#### Given information
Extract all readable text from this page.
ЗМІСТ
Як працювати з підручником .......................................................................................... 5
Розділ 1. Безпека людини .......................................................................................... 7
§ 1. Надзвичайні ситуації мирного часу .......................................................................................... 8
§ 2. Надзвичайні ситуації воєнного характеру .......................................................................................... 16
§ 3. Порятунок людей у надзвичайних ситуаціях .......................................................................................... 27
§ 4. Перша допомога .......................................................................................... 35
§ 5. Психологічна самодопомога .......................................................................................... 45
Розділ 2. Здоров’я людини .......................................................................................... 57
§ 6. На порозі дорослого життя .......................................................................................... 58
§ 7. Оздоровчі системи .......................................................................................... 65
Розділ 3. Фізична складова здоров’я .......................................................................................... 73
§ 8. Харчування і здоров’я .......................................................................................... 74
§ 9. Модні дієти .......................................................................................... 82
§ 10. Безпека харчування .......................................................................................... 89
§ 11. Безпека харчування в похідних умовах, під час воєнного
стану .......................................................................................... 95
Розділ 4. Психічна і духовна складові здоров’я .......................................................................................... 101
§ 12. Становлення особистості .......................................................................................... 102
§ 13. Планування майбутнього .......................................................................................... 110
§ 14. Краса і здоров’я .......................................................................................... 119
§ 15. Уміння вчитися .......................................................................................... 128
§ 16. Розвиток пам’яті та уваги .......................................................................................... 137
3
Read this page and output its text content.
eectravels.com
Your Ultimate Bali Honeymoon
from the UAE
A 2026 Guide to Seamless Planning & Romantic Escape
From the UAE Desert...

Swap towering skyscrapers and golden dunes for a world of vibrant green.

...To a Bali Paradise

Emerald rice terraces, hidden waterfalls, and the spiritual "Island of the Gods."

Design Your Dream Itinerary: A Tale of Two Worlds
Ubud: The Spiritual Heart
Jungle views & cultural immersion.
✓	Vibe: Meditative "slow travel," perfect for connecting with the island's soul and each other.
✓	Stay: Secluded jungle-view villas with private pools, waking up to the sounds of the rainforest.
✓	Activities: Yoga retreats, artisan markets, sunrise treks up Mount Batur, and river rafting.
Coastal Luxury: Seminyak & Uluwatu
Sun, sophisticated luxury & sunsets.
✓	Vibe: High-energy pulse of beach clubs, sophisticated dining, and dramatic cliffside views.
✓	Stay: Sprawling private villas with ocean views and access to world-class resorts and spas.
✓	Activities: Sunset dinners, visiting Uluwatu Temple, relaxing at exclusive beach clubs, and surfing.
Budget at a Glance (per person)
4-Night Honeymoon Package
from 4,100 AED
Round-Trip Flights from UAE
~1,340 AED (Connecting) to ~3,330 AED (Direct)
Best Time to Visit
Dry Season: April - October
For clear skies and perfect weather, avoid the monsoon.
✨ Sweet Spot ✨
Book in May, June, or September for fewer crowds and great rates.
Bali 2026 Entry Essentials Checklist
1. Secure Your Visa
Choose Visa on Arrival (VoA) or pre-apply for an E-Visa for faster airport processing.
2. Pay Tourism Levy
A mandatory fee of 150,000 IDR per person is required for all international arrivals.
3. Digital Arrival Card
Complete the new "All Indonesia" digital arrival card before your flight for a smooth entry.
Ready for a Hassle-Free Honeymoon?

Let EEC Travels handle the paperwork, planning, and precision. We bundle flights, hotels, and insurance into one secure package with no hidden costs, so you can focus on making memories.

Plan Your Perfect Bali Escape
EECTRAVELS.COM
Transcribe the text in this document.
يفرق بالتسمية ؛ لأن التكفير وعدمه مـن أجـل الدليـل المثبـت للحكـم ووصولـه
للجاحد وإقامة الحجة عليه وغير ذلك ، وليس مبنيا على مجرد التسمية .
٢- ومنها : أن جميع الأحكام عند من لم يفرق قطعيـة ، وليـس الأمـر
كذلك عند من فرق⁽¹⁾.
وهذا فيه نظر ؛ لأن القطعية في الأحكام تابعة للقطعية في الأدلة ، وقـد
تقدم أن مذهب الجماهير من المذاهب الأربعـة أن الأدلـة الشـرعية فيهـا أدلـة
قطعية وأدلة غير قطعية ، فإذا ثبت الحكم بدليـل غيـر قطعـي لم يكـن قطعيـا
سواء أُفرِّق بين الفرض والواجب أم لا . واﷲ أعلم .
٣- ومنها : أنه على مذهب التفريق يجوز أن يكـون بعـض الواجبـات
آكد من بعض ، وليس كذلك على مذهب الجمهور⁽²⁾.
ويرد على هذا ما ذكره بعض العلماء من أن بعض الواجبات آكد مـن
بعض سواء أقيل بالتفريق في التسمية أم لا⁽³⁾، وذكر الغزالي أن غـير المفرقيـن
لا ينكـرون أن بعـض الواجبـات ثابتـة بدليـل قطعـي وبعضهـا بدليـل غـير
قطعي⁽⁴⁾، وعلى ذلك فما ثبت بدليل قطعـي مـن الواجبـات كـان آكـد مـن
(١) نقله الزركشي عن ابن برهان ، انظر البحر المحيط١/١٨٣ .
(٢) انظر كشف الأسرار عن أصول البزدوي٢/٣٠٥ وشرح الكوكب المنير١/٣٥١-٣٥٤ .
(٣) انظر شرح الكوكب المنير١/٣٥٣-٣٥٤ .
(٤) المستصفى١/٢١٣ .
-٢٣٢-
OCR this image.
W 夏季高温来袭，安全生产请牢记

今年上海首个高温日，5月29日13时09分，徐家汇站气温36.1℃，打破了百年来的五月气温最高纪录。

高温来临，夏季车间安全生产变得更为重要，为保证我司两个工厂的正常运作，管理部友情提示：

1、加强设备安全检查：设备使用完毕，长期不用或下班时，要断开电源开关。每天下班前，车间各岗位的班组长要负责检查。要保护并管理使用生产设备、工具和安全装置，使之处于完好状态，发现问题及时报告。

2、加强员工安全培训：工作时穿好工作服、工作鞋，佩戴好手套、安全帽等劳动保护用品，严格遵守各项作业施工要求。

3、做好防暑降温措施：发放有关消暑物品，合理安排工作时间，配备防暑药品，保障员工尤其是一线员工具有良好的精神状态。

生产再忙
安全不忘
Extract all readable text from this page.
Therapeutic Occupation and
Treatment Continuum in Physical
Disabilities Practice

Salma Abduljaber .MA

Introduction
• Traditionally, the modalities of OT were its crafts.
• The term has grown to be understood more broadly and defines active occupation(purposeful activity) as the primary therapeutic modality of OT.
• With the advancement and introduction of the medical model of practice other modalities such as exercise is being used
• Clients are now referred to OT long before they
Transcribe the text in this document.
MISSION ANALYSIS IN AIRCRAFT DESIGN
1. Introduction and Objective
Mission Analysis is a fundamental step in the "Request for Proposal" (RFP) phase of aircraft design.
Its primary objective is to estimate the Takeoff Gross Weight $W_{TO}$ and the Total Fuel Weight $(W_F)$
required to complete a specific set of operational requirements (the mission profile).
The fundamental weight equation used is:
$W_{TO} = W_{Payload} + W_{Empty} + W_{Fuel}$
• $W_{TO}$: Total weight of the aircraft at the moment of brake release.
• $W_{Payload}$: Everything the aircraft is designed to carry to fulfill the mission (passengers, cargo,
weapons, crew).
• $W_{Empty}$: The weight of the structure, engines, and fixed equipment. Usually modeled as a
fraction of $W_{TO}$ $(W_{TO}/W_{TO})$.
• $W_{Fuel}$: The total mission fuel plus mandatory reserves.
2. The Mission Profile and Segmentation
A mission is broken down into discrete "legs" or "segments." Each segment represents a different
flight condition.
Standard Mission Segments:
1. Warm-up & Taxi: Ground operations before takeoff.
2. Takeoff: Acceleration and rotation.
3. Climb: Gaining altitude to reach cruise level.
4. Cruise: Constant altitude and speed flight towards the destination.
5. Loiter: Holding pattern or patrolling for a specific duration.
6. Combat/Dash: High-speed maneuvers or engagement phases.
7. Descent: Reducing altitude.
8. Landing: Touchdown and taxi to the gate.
########
### Required work
Tell how many lines in the material contain the word "كذلك". Only the number is wanted.

### Output for this exercise
2